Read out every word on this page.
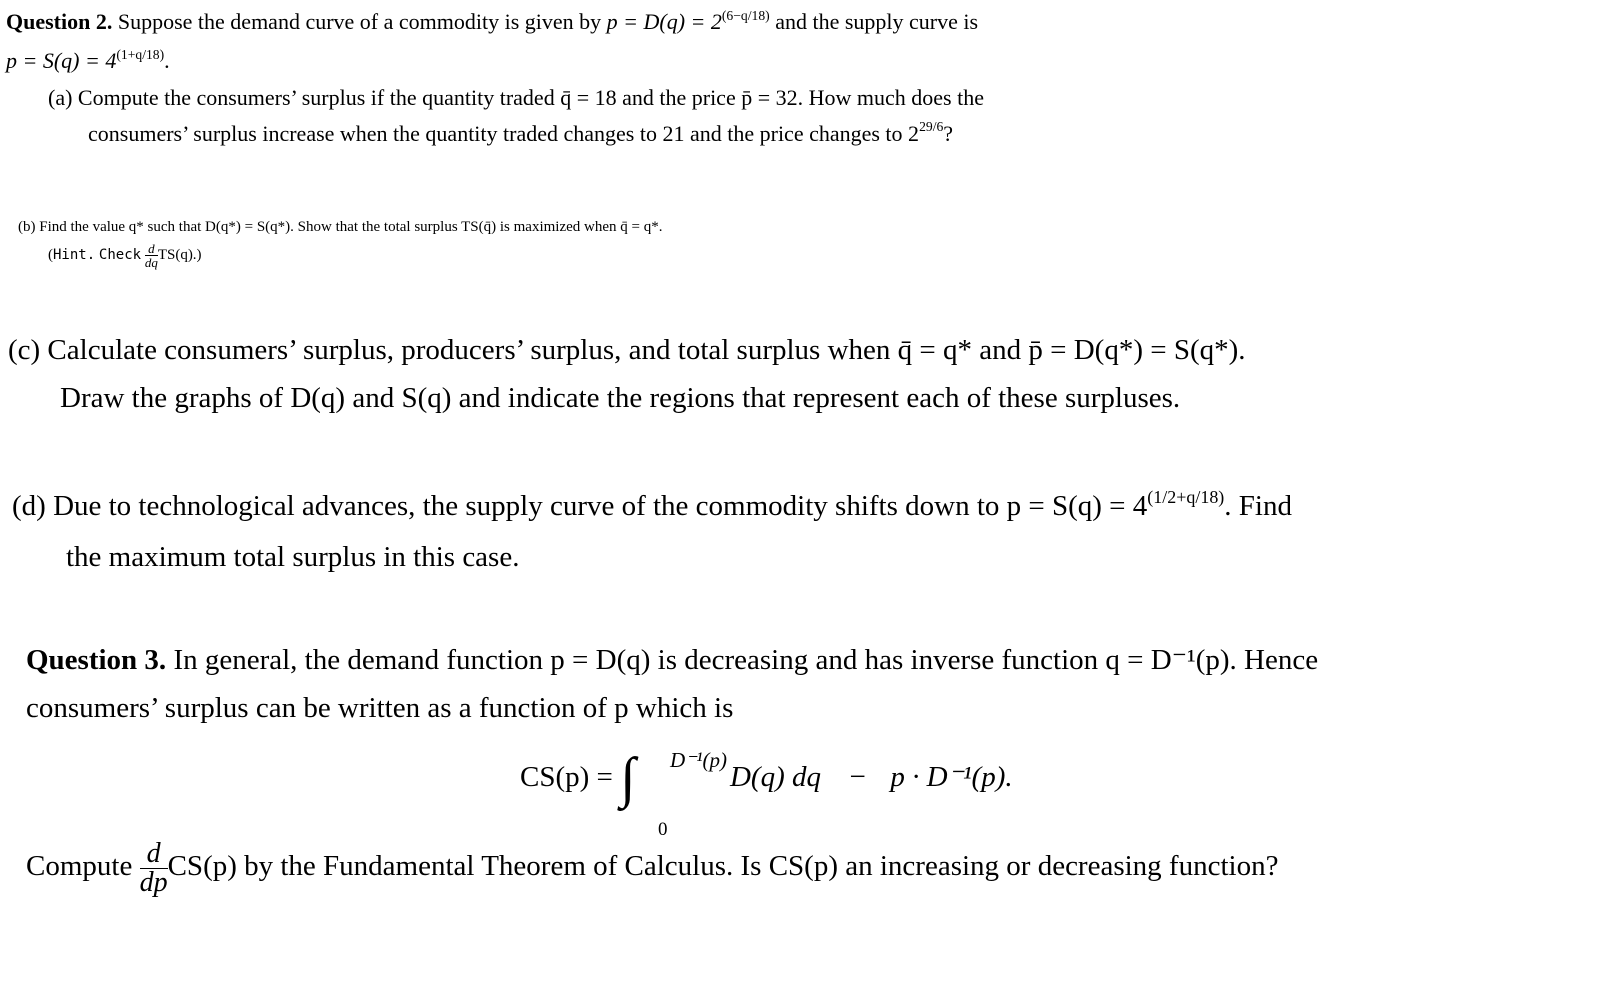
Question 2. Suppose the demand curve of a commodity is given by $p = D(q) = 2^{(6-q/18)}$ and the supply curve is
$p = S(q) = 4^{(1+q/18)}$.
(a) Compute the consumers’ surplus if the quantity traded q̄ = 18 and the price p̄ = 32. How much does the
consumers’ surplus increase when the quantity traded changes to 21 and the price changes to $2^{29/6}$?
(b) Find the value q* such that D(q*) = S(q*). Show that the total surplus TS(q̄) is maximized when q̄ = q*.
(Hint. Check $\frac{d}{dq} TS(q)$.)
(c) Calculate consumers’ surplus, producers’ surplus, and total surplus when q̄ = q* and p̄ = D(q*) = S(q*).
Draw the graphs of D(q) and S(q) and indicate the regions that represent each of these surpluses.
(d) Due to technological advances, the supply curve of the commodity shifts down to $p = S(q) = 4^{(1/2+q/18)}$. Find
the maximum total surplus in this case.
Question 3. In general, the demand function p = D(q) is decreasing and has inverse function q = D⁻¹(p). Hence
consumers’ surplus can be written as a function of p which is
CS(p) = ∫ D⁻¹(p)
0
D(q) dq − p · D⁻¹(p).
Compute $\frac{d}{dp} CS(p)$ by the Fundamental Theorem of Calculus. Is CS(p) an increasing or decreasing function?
+ + + +
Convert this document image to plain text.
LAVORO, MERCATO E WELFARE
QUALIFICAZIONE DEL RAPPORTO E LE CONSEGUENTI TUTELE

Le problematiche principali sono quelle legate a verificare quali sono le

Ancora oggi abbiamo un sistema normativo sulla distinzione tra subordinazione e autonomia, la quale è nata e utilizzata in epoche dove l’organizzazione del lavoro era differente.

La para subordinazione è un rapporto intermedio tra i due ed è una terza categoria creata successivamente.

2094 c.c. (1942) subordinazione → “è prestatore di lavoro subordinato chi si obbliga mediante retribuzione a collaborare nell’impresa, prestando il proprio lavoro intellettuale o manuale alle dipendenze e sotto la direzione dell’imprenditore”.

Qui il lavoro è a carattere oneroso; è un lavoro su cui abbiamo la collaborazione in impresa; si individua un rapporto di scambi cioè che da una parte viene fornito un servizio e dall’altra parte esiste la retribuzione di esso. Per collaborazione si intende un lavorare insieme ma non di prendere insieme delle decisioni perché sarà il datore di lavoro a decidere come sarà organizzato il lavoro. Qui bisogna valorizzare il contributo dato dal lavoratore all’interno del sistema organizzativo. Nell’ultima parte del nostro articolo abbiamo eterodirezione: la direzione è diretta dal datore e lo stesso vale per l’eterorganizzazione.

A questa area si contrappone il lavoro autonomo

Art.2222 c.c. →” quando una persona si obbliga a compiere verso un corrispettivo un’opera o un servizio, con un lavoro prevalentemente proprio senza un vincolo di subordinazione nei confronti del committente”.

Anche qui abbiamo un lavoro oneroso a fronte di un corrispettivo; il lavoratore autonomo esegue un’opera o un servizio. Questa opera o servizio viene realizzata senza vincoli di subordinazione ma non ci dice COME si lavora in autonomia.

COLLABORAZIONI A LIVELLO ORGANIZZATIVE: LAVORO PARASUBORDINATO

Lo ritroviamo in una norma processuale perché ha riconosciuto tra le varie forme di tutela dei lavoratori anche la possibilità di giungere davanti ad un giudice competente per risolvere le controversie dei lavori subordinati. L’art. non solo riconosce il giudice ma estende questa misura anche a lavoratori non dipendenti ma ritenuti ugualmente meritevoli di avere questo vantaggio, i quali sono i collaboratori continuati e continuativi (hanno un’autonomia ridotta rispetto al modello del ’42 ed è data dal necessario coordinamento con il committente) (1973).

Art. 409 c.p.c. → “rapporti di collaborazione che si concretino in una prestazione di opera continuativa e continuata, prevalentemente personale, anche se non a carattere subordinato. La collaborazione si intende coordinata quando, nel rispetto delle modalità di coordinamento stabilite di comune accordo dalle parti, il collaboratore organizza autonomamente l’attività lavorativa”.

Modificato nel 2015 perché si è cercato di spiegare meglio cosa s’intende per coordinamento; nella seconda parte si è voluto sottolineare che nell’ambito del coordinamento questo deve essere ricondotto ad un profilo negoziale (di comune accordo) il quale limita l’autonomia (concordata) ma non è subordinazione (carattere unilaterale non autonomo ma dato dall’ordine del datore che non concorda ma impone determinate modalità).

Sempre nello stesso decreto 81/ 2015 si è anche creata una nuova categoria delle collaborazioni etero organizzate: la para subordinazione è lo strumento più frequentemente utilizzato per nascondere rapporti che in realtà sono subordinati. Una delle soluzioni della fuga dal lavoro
+ + + +
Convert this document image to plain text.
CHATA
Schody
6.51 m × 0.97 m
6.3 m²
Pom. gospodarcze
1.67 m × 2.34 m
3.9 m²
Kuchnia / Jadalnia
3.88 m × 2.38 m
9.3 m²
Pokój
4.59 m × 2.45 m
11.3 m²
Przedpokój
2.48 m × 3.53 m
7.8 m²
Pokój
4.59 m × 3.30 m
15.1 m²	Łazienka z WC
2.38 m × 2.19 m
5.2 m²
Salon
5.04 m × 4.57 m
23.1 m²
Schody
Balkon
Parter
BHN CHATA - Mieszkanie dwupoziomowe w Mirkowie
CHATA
+ + + +
Your answer should be a single number: how many lines of the material contain the word "Compute".

Exercise solution → 2